* [The request]:
Pick out the lines below with "Error" and list them.

* [Data]:
···

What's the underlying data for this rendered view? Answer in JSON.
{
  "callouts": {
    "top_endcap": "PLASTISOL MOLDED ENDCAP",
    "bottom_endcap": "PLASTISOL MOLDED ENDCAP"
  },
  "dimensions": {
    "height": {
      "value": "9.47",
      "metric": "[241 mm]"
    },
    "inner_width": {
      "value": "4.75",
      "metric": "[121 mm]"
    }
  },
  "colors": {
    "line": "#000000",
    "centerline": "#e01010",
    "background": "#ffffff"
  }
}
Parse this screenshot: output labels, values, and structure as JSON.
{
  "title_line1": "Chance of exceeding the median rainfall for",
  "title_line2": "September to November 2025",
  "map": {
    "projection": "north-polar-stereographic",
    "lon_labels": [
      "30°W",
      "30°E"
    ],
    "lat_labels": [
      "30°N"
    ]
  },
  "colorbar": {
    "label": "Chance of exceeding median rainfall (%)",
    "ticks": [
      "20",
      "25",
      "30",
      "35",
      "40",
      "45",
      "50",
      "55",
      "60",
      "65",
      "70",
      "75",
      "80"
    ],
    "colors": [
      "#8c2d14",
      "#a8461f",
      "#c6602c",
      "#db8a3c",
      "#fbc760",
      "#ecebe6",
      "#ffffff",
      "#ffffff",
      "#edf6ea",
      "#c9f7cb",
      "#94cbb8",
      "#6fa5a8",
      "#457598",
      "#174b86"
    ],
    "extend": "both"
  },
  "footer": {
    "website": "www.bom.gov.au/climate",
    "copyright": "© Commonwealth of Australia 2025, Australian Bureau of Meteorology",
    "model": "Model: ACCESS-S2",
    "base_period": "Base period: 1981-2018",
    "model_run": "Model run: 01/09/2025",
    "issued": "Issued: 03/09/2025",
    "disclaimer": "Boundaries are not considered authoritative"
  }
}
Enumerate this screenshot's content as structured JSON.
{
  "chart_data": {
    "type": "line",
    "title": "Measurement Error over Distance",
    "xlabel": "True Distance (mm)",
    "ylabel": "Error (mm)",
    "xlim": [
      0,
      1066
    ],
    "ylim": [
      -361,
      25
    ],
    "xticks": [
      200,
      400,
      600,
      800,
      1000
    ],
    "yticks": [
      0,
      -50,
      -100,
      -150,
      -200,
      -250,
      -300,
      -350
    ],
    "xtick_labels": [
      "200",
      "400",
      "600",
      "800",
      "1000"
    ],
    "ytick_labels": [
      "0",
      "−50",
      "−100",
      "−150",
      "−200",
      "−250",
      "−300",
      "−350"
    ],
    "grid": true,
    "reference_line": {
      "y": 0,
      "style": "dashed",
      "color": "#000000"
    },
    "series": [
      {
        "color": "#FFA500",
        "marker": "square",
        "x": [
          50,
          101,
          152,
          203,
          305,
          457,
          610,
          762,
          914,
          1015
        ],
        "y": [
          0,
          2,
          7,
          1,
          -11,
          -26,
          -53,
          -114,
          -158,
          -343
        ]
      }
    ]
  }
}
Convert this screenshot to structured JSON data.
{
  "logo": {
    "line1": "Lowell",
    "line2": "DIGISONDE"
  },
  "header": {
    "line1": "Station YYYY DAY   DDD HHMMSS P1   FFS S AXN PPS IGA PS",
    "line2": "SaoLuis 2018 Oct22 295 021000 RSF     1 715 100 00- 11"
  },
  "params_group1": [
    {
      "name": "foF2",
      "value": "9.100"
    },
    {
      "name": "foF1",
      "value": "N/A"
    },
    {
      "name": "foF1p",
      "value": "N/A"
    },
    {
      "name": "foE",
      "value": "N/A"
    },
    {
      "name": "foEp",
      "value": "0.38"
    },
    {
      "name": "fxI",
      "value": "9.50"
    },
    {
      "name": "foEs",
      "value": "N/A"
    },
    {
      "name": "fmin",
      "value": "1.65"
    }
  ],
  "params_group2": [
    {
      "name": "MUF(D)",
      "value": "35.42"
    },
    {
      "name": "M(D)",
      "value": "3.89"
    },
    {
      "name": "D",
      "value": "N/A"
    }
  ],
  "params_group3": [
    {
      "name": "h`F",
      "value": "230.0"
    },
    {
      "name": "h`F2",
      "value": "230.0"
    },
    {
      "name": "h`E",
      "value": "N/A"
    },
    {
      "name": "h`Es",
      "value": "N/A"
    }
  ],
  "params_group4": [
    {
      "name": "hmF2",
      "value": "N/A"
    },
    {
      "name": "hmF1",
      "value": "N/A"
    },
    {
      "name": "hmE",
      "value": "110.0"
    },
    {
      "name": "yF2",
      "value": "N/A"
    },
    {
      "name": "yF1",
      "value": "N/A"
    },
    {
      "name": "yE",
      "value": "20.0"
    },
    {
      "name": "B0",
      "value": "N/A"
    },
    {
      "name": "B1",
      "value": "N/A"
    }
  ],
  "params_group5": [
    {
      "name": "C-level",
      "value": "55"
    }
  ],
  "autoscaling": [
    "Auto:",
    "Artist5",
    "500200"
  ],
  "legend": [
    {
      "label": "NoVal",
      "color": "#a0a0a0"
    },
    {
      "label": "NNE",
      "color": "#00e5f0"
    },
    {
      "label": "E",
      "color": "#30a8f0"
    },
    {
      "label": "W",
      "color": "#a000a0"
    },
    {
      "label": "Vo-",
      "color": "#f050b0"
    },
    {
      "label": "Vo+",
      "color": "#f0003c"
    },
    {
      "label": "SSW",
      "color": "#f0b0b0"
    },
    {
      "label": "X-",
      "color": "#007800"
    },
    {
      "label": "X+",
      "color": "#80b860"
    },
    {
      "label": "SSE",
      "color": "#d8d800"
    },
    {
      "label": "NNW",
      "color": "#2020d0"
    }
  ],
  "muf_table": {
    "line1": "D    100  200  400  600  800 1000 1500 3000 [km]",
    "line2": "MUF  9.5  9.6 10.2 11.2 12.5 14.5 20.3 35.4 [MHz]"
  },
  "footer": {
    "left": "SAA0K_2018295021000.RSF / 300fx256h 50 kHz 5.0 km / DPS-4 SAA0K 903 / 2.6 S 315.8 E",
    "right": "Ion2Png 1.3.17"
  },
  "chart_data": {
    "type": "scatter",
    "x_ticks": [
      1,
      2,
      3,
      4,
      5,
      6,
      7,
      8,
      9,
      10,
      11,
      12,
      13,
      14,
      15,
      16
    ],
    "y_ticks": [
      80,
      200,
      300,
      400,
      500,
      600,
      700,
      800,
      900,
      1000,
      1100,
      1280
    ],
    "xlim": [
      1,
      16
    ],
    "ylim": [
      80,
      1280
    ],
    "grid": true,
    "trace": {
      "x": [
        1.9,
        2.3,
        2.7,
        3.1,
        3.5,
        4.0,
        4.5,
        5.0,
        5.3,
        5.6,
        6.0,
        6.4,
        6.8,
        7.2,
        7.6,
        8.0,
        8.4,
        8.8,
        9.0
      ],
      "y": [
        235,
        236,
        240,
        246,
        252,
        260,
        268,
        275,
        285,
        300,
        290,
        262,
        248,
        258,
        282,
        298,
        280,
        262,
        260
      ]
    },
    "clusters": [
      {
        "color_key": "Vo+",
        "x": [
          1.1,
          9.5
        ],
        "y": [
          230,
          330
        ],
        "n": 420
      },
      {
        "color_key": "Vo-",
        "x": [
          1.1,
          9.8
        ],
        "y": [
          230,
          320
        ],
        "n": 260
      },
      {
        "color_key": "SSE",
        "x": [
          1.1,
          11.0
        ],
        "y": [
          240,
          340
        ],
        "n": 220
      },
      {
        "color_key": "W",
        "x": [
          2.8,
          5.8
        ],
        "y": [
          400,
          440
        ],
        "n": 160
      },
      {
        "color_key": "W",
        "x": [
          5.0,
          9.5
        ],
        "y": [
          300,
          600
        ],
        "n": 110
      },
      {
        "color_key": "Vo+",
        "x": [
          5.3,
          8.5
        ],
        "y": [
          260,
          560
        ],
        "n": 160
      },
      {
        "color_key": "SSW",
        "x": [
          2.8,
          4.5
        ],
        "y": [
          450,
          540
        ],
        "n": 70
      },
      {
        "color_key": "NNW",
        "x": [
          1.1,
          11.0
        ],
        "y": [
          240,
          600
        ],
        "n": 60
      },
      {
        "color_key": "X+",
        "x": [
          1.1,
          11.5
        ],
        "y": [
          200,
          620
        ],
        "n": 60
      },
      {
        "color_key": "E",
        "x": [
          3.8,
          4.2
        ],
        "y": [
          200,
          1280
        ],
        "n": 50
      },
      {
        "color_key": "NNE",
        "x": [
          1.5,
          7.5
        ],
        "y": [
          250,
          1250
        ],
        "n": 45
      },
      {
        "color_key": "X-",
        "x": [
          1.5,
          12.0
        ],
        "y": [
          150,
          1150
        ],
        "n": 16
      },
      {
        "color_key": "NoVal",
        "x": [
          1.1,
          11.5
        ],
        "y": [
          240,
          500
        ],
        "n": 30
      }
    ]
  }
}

···

* [Written solution]:
    "title": "Measurement Error over Distance",
    "ylabel": "Error (mm)",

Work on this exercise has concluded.